::: Working data

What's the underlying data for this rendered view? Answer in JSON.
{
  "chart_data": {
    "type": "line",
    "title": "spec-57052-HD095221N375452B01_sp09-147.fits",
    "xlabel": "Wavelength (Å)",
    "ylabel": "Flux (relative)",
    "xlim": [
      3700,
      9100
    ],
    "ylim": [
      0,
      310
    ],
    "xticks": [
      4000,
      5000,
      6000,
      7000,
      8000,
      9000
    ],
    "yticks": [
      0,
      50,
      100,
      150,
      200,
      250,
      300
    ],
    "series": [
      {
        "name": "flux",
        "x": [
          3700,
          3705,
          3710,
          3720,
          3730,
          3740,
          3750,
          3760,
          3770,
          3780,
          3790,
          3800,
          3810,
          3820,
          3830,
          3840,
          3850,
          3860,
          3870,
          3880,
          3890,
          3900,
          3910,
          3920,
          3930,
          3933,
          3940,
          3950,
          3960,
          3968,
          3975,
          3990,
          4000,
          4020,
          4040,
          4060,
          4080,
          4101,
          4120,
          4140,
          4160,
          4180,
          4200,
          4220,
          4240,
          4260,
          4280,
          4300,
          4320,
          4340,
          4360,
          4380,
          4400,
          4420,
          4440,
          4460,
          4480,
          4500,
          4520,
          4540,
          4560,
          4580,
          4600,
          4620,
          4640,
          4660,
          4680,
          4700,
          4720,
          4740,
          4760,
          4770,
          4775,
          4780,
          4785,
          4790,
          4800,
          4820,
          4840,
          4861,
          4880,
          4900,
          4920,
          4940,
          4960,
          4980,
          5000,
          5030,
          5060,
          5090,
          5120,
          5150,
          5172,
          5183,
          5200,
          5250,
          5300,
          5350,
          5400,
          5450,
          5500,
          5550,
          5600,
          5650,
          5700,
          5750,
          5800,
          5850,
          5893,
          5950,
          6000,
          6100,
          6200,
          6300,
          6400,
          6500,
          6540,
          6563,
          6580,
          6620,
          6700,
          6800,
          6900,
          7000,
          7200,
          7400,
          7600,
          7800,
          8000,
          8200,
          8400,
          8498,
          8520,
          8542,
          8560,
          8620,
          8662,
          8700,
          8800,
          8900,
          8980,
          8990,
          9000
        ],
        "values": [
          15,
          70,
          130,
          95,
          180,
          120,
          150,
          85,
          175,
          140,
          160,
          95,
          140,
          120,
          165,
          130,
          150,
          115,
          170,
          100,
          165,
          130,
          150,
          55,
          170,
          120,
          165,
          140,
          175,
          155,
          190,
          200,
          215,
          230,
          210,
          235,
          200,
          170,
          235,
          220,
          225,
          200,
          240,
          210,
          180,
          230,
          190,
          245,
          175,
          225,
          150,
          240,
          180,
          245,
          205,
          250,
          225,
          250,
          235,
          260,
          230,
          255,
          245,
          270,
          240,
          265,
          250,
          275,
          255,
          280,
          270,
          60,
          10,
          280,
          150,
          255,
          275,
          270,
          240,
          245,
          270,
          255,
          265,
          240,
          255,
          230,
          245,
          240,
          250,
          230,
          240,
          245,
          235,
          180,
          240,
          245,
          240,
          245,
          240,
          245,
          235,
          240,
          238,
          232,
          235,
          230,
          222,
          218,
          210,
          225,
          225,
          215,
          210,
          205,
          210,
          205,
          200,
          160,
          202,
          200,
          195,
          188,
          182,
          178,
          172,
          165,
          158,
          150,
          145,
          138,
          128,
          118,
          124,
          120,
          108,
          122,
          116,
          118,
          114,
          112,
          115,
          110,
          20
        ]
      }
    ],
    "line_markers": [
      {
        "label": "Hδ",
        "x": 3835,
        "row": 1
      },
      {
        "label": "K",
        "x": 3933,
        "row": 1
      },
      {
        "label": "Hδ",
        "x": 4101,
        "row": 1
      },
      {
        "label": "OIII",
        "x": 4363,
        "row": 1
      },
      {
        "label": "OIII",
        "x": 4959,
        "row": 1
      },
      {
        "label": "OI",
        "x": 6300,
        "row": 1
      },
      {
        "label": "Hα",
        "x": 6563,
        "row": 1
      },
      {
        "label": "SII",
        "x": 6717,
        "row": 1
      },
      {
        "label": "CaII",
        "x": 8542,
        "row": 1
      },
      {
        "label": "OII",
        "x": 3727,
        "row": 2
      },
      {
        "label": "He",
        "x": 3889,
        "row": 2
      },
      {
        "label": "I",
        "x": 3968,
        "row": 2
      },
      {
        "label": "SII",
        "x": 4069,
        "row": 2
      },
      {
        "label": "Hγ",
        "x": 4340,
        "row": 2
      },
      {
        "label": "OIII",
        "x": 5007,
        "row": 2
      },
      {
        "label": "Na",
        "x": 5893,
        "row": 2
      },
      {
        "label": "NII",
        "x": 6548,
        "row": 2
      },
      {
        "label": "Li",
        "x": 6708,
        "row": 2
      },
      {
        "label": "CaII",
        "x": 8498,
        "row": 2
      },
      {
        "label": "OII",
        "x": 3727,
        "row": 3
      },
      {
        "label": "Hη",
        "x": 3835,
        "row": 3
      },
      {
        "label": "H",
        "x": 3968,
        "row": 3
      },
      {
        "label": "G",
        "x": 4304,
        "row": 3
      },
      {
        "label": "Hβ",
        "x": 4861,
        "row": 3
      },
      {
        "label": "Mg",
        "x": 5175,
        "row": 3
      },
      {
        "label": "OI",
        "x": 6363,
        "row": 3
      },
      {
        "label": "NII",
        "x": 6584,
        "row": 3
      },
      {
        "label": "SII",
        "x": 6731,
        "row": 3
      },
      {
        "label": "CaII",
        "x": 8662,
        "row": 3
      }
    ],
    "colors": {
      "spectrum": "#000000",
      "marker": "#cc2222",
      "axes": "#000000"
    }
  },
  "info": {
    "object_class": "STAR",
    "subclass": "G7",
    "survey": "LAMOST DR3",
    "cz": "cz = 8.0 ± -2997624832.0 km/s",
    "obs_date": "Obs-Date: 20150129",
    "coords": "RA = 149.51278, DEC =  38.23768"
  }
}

::::::

Exercise task:
Write out all the entries exactly.

Right answer:
What's the underlying data for this rendered view? Answer in JSON.
{
  "chart_data": {
    "type": "line",
    "title": "spec-57052-HD095221N375452B01_sp09-147.fits",
    "xlabel": "Wavelength (Å)",
    "ylabel": "Flux (relative)",
    "xlim": [
      3700,
      9100
    ],
    "ylim": [
      0,
      310
    ],
    "xticks": [
      4000,
      5000,
      6000,
      7000,
      8000,
      9000
    ],
    "yticks": [
      0,
      50,
      100,
      150,
      200,
      250,
      300
    ],
    "series": [
      {
        "name": "flux",
        "x": [
          3700,
          3705,
          3710,
          3720,
          3730,
          3740,
          3750,
          3760,
          3770,
          3780,
          3790,
          3800,
          3810,
          3820,
          3830,
          3840,
          3850,
          3860,
          3870,
          3880,
          3890,
          3900,
          3910,
          3920,
          3930,
          3933,
          3940,
          3950,
          3960,
          3968,
          3975,
          3990,
          4000,
          4020,
          4040,
          4060,
          4080,
          4101,
          4120,
          4140,
          4160,
          4180,
          4200,
          4220,
          4240,
          4260,
          4280,
          4300,
          4320,
          4340,
          4360,
          4380,
          4400,
          4420,
          4440,
          4460,
          4480,
          4500,
          4520,
          4540,
          4560,
          4580,
          4600,
          4620,
          4640,
          4660,
          4680,
          4700,
          4720,
          4740,
          4760,
          4770,
          4775,
          4780,
          4785,
          4790,
          4800,
          4820,
          4840,
          4861,
          4880,
          4900,
          4920,
          4940,
          4960,
          4980,
          5000,
          5030,
          5060,
          5090,
          5120,
          5150,
          5172,
          5183,
          5200,
          5250,
          5300,
          5350,
          5400,
          5450,
          5500,
          5550,
          5600,
          5650,
          5700,
          5750,
          5800,
          5850,
          5893,
          5950,
          6000,
          6100,
          6200,
          6300,
          6400,
          6500,
          6540,
          6563,
          6580,
          6620,
          6700,
          6800,
          6900,
          7000,
          7200,
          7400,
          7600,
          7800,
          8000,
          8200,
          8400,
          8498,
          8520,
          8542,
          8560,
          8620,
          8662,
          8700,
          8800,
          8900,
          8980,
          8990,
          9000
        ],
        "values": [
          15,
          70,
          130,
          95,
          180,
          120,
          150,
          85,
          175,
          140,
          160,
          95,
          140,
          120,
          165,
          130,
          150,
          115,
          170,
          100,
          165,
          130,
          150,
          55,
          170,
          120,
          165,
          140,
          175,
          155,
          190,
          200,
          215,
          230,
          210,
          235,
          200,
          170,
          235,
          220,
          225,
          200,
          240,
          210,
          180,
          230,
          190,
          245,
          175,
          225,
          150,
          240,
          180,
          245,
          205,
          250,
          225,
          250,
          235,
          260,
          230,
          255,
          245,
          270,
          240,
          265,
          250,
          275,
          255,
          280,
          270,
          60,
          10,
          280,
          150,
          255,
          275,
          270,
          240,
          245,
          270,
          255,
          265,
          240,
          255,
          230,
          245,
          240,
          250,
          230,
          240,
          245,
          235,
          180,
          240,
          245,
          240,
          245,
          240,
          245,
          235,
          240,
          238,
          232,
          235,
          230,
          222,
          218,
          210,
          225,
          225,
          215,
          210,
          205,
          210,
          205,
          200,
          160,
          202,
          200,
          195,
          188,
          182,
          178,
          172,
          165,
          158,
          150,
          145,
          138,
          128,
          118,
          124,
          120,
          108,
          122,
          116,
          118,
          114,
          112,
          115,
          110,
          20
        ]
      }
    ],
    "line_markers": [
      {
        "label": "Hδ",
        "x": 3835,
        "row": 1
      },
      {
        "label": "K",
        "x": 3933,
        "row": 1
      },
      {
        "label": "Hδ",
        "x": 4101,
        "row": 1
      },
      {
        "label": "OIII",
        "x": 4363,
        "row": 1
      },
      {
        "label": "OIII",
        "x": 4959,
        "row": 1
      },
      {
        "label": "OI",
        "x": 6300,
        "row": 1
      },
      {
        "label": "Hα",
        "x": 6563,
        "row": 1
      },
      {
        "label": "SII",
        "x": 6717,
        "row": 1
      },
      {
        "label": "CaII",
        "x": 8542,
        "row": 1
      },
      {
        "label": "OII",
        "x": 3727,
        "row": 2
      },
      {
        "label": "He",
        "x": 3889,
        "row": 2
      },
      {
        "label": "I",
        "x": 3968,
        "row": 2
      },
      {
        "label": "SII",
        "x": 4069,
        "row": 2
      },
      {
        "label": "Hγ",
        "x": 4340,
        "row": 2
      },
      {
        "label": "OIII",
        "x": 5007,
        "row": 2
      },
      {
        "label": "Na",
        "x": 5893,
        "row": 2
      },
      {
        "label": "NII",
        "x": 6548,
        "row": 2
      },
      {
        "label": "Li",
        "x": 6708,
        "row": 2
      },
      {
        "label": "CaII",
        "x": 8498,
        "row": 2
      },
      {
        "label": "OII",
        "x": 3727,
        "row": 3
      },
      {
        "label": "Hη",
        "x": 3835,
        "row": 3
      },
      {
        "label": "H",
        "x": 3968,
        "row": 3
      },
      {
        "label": "G",
        "x": 4304,
        "row": 3
      },
      {
        "label": "Hβ",
        "x": 4861,
        "row": 3
      },
      {
        "label": "Mg",
        "x": 5175,
        "row": 3
      },
      {
        "label": "OI",
        "x": 6363,
        "row": 3
      },
      {
        "label": "NII",
        "x": 6584,
        "row": 3
      },
      {
        "label": "SII",
        "x": 6731,
        "row": 3
      },
      {
        "label": "CaII",
        "x": 8662,
        "row": 3
      }
    ],
    "colors": {
      "spectrum": "#000000",
      "marker": "#cc2222",
      "axes": "#000000"
    }
  },
  "info": {
    "object_class": "STAR",
    "subclass": "G7",
    "survey": "LAMOST DR3",
    "cz": "cz = 8.0 ± -2997624832.0 km/s",
    "obs_date": "Obs-Date: 20150129",
    "coords": "RA = 149.51278, DEC =  38.23768"
  }
}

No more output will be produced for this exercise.